## Written instruction
Copy out all lines carrying the word "elinsiirtojen".

------------

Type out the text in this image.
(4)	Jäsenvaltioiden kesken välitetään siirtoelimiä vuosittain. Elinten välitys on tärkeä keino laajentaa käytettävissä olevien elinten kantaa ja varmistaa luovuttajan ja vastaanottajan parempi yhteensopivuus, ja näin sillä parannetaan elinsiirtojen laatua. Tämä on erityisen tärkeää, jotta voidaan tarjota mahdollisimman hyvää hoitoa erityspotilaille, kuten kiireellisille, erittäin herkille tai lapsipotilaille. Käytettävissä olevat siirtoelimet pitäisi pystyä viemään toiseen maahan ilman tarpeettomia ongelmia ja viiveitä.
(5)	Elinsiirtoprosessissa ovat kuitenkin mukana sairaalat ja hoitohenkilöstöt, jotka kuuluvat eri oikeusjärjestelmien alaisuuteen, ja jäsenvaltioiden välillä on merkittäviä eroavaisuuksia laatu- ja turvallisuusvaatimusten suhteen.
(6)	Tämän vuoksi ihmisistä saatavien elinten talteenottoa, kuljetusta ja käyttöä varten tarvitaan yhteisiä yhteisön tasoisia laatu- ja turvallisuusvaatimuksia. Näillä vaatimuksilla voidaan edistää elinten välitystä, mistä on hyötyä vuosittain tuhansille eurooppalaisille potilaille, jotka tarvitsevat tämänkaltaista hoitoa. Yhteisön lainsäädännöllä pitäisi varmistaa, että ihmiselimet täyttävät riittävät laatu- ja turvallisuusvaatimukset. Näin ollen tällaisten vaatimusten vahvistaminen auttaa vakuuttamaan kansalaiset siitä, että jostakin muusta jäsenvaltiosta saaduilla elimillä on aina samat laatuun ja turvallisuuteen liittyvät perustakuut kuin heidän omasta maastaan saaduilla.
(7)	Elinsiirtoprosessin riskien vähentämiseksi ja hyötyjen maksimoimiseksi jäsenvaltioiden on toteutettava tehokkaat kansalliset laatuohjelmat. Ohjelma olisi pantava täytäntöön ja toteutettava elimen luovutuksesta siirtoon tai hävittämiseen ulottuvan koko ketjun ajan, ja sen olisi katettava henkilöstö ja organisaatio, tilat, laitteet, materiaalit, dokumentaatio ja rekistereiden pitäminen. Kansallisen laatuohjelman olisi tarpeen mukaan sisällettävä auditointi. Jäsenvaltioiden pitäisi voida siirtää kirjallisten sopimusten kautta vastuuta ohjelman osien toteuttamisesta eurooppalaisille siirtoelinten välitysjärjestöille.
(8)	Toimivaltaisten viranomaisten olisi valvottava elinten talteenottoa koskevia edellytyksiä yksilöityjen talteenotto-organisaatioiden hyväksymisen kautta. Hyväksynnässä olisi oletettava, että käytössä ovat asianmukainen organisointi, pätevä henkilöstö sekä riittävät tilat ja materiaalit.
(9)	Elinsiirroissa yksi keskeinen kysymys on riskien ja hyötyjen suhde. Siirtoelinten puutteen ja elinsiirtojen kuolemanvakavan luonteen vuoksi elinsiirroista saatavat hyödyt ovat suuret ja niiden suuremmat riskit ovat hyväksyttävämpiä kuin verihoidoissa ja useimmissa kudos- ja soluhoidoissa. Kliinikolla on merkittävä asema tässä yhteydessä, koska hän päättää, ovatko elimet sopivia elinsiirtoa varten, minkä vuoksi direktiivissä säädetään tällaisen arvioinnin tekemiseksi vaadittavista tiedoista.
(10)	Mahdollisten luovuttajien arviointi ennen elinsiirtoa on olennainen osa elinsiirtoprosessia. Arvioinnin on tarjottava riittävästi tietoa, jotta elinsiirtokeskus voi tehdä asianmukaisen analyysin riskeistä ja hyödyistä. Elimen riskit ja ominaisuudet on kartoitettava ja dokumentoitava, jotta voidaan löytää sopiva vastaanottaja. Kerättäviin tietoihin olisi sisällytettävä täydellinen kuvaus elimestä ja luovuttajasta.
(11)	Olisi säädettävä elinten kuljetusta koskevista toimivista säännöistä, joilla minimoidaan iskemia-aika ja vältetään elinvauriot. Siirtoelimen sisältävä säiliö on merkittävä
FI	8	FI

------------

## Correct output
(4)	Jäsenvaltioiden kesken välitetään siirtoelimiä vuosittain. Elinten välitys on tärkeä keino laajentaa käytettävissä olevien elinten kantaa ja varmistaa luovuttajan ja vastaanottajan parempi yhteensopivuus, ja näin sillä parannetaan elinsiirtojen laatua. Tämä on erityisen tärkeää, jotta voidaan tarjota mahdollisimman hyvää hoitoa erityspotilaille, kuten kiireellisille, erittäin herkille tai lapsipotilaille. Käytettävissä olevat siirtoelimet pitäisi pystyä viemään toiseen maahan ilman tarpeettomia ongelmia ja viiveitä.
(9)	Elinsiirroissa yksi keskeinen kysymys on riskien ja hyötyjen suhde. Siirtoelinten puutteen ja elinsiirtojen kuolemanvakavan luonteen vuoksi elinsiirroista saatavat hyödyt ovat suuret ja niiden suuremmat riskit ovat hyväksyttävämpiä kuin verihoidoissa ja useimmissa kudos- ja soluhoidoissa. Kliinikolla on merkittävä asema tässä yhteydessä, koska hän päättää, ovatko elimet sopivia elinsiirtoa varten, minkä vuoksi direktiivissä säädetään tällaisen arvioinnin tekemiseksi vaadittavista tiedoista.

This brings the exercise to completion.